EXTRACTED ENTRIES:
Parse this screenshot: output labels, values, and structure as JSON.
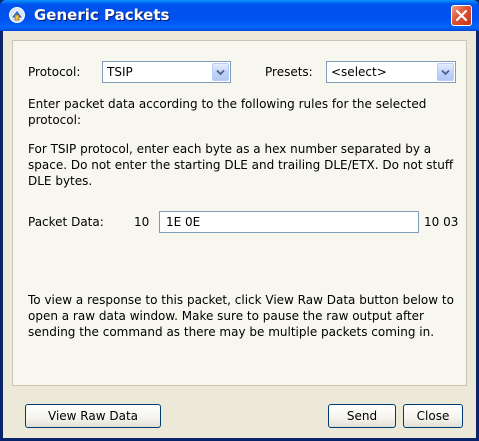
{
  "window": {
    "title": "Generic Packets",
    "app_icon": "packet-icon",
    "close_icon": "close-icon"
  },
  "protocol": {
    "label": "Protocol:",
    "value": "TSIP"
  },
  "presets": {
    "label": "Presets:",
    "value": "<select>"
  },
  "instructions": {
    "intro": "Enter packet data according to the following rules for the selected protocol:",
    "rules": "For TSIP protocol, enter each byte as a hex number separated by a space. Do not enter the starting DLE and trailing DLE/ETX. Do not stuff DLE bytes."
  },
  "packet": {
    "label": "Packet Data:",
    "prefix": "10",
    "value": "1E 0E",
    "suffix": "10 03"
  },
  "response_note": "To view a response to this packet, click View Raw Data button below to open a raw data window. Make sure to pause the raw output after sending the command as there may be multiple packets coming in.",
  "buttons": {
    "view_raw": "View Raw Data",
    "send": "Send",
    "close": "Close"
  },
  "colors": {
    "titlebar": "#0053ee",
    "dialog_bg": "#ece9d8",
    "close_button": "#e0512f"
  }
}
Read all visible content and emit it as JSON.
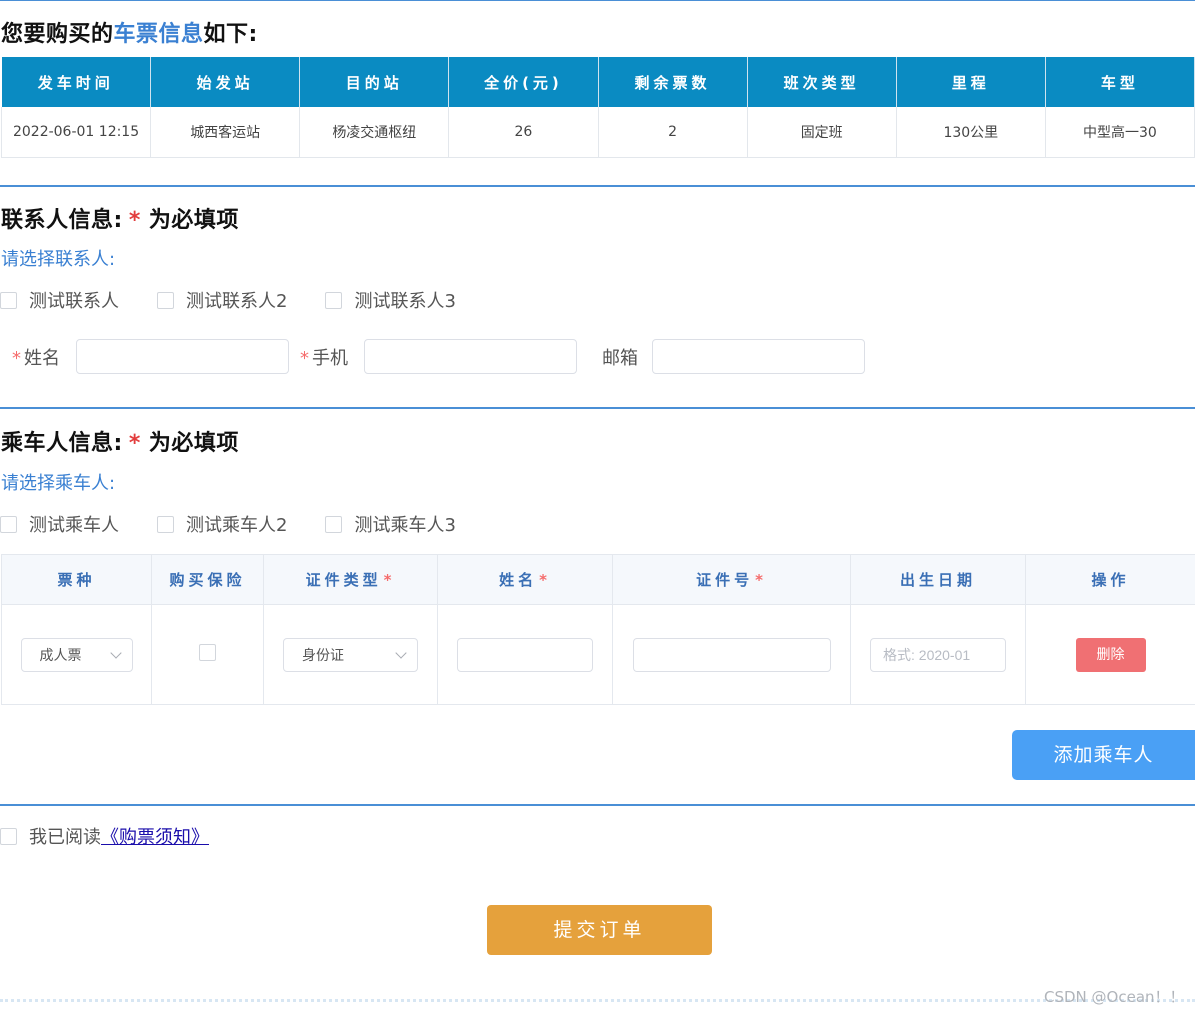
{
  "ticket_section": {
    "title_prefix": "您要购买的",
    "title_highlight": "车票信息",
    "title_suffix": "如下:",
    "headers": [
      "发车时间",
      "始发站",
      "目的站",
      "全价(元)",
      "剩余票数",
      "班次类型",
      "里程",
      "车型"
    ],
    "row": [
      "2022-06-01 12:15",
      "城西客运站",
      "杨凌交通枢纽",
      "26",
      "2",
      "固定班",
      "130公里",
      "中型高一30"
    ]
  },
  "contact_section": {
    "title": "联系人信息:",
    "required_star": "*",
    "required_note": "为必填项",
    "select_prompt": "请选择联系人:",
    "options": [
      "测试联系人",
      "测试联系人2",
      "测试联系人3"
    ],
    "fields": {
      "name_star": "*",
      "name_label": "姓名",
      "phone_star": "*",
      "phone_label": "手机",
      "email_label": "邮箱"
    }
  },
  "passenger_section": {
    "title": "乘车人信息:",
    "required_star": "*",
    "required_note": "为必填项",
    "select_prompt": "请选择乘车人:",
    "options": [
      "测试乘车人",
      "测试乘车人2",
      "测试乘车人3"
    ],
    "table_headers": {
      "ticket_type": "票种",
      "insurance": "购买保险",
      "id_type": "证件类型",
      "name": "姓名",
      "id_number": "证件号",
      "birthdate": "出生日期",
      "action": "操作"
    },
    "required_mark": "*",
    "row": {
      "ticket_type_value": "成人票",
      "id_type_value": "身份证",
      "birthdate_placeholder": "格式: 2020-01",
      "delete_label": "删除"
    },
    "add_button": "添加乘车人"
  },
  "agreement": {
    "prefix": "我已阅读",
    "link": "《购票须知》"
  },
  "submit_button": "提交订单",
  "watermark": "CSDN @Ocean！！",
  "colors": {
    "accent": "#3a80d2",
    "table_header": "#0a8bc2",
    "delete": "#f07073",
    "add": "#4aa0f5",
    "submit": "#e5a13c",
    "required": "#e23c3c"
  }
}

OBJECTIVE: Return all of the entries word for word, but omit the pictures.

OUTPUT OF THE EXERCISE:
Parse this screenshot: output labels, values, and structure as JSON.
{
  "window": {
    "title": "Generic Packets",
    "app_icon": "packet-icon",
    "close_icon": "close-icon"
  },
  "protocol": {
    "label": "Protocol:",
    "value": "TSIP"
  },
  "presets": {
    "label": "Presets:",
    "value": "<select>"
  },
  "instructions": {
    "intro": "Enter packet data according to the following rules for the selected protocol:",
    "rules": "For TSIP protocol, enter each byte as a hex number separated by a space. Do not enter the starting DLE and trailing DLE/ETX. Do not stuff DLE bytes."
  },
  "packet": {
    "label": "Packet Data:",
    "prefix": "10",
    "value": "1E 0E",
    "suffix": "10 03"
  },
  "response_note": "To view a response to this packet, click View Raw Data button below to open a raw data window. Make sure to pause the raw output after sending the command as there may be multiple packets coming in.",
  "buttons": {
    "view_raw": "View Raw Data",
    "send": "Send",
    "close": "Close"
  },
  "colors": {
    "titlebar": "#0053ee",
    "dialog_bg": "#ece9d8",
    "close_button": "#e0512f"
  }
}
Read all visible content and emit it as JSON.
{
  "ticket_section": {
    "title_prefix": "您要购买的",
    "title_highlight": "车票信息",
    "title_suffix": "如下:",
    "headers": [
      "发车时间",
      "始发站",
      "目的站",
      "全价(元)",
      "剩余票数",
      "班次类型",
      "里程",
      "车型"
    ],
    "row": [
      "2022-06-01 12:15",
      "城西客运站",
      "杨凌交通枢纽",
      "26",
      "2",
      "固定班",
      "130公里",
      "中型高一30"
    ]
  },
  "contact_section": {
    "title": "联系人信息:",
    "required_star": "*",
    "required_note": "为必填项",
    "select_prompt": "请选择联系人:",
    "options": [
      "测试联系人",
      "测试联系人2",
      "测试联系人3"
    ],
    "fields": {
      "name_star": "*",
      "name_label": "姓名",
      "phone_star": "*",
      "phone_label": "手机",
      "email_label": "邮箱"
    }
  },
  "passenger_section": {
    "title": "乘车人信息:",
    "required_star": "*",
    "required_note": "为必填项",
    "select_prompt": "请选择乘车人:",
    "options": [
      "测试乘车人",
      "测试乘车人2",
      "测试乘车人3"
    ],
    "table_headers": {
      "ticket_type": "票种",
      "insurance": "购买保险",
      "id_type": "证件类型",
      "name": "姓名",
      "id_number": "证件号",
      "birthdate": "出生日期",
      "action": "操作"
    },
    "required_mark": "*",
    "row": {
      "ticket_type_value": "成人票",
      "id_type_value": "身份证",
      "birthdate_placeholder": "格式: 2020-01",
      "delete_label": "删除"
    },
    "add_button": "添加乘车人"
  },
  "agreement": {
    "prefix": "我已阅读",
    "link": "《购票须知》"
  },
  "submit_button": "提交订单",
  "watermark": "CSDN @Ocean！！",
  "colors": {
    "accent": "#3a80d2",
    "table_header": "#0a8bc2",
    "delete": "#f07073",
    "add": "#4aa0f5",
    "submit": "#e5a13c",
    "required": "#e23c3c"
  }
}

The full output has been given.